### What you will do
Go through the material below and report how many lines contain "repository". Give only the number.

Collected data entries
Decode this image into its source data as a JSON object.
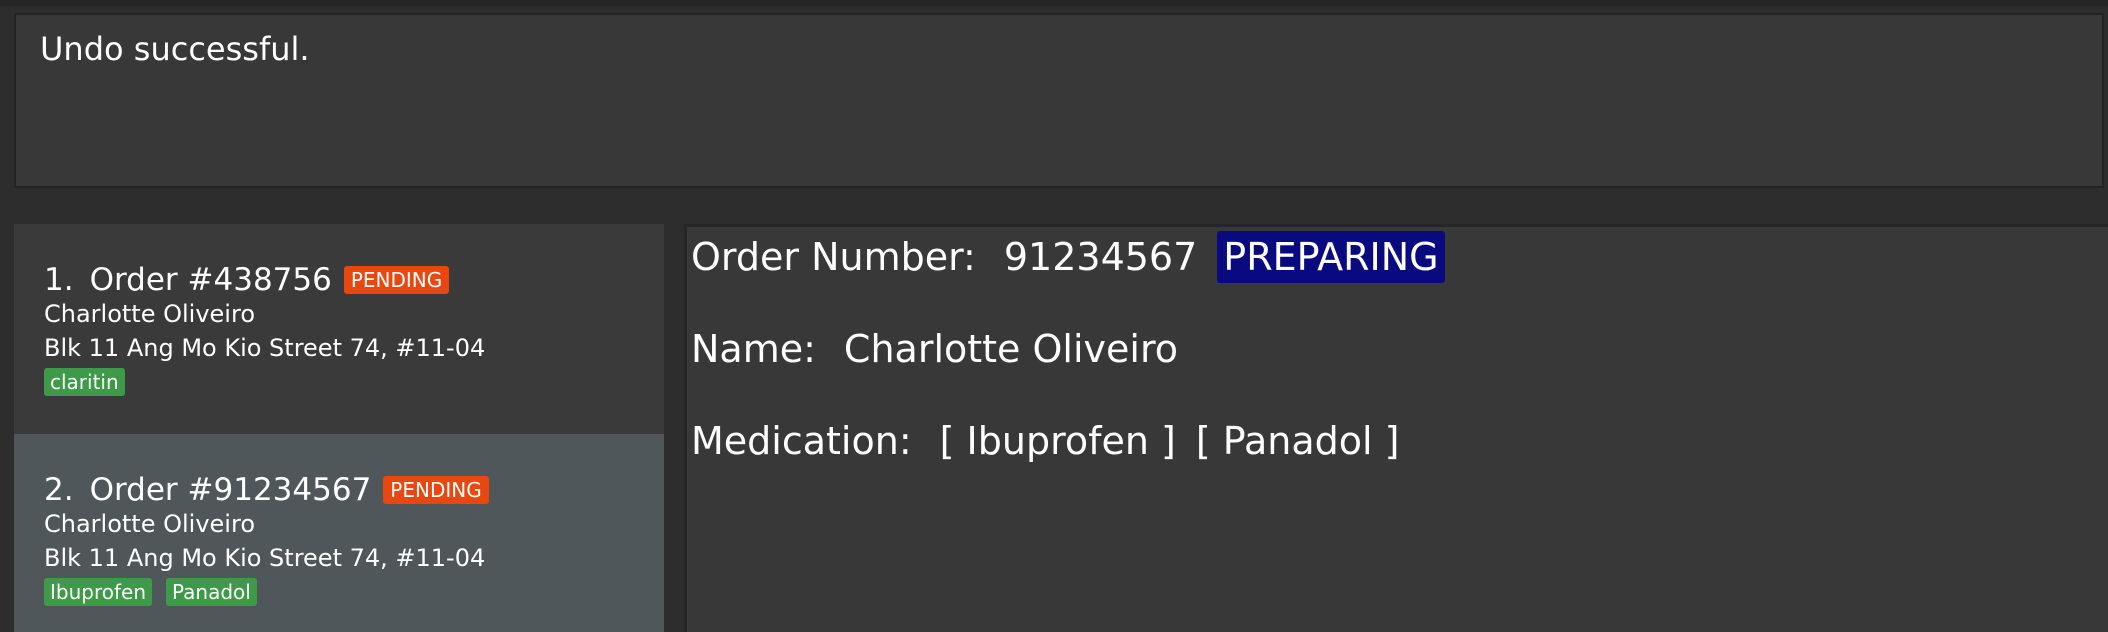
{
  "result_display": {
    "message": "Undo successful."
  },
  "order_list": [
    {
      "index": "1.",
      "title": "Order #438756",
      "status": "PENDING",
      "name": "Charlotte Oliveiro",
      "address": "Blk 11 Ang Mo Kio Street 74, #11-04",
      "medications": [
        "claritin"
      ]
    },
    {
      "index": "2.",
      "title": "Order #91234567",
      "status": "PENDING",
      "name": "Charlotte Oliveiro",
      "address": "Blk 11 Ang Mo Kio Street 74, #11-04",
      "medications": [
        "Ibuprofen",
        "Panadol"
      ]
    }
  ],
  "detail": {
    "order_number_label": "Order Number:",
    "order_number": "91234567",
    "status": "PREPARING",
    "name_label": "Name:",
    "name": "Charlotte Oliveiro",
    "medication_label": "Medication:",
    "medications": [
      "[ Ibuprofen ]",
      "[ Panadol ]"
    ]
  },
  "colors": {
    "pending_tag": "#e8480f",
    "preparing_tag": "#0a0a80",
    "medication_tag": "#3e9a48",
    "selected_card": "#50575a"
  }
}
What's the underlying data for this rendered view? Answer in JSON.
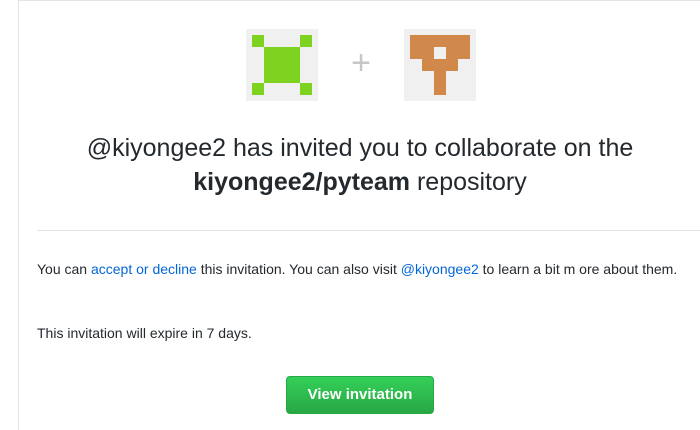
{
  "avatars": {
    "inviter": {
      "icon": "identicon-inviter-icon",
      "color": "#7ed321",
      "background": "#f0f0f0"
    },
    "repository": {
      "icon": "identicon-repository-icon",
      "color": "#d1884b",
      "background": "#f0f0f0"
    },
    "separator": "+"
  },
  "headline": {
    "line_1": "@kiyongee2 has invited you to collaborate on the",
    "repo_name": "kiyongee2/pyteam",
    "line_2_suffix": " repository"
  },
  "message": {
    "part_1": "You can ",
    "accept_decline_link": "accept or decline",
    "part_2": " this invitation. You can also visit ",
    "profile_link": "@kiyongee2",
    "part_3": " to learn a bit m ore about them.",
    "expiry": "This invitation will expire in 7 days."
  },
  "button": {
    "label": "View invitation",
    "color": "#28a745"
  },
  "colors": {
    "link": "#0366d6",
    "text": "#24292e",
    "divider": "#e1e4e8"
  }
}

### Exercise output
3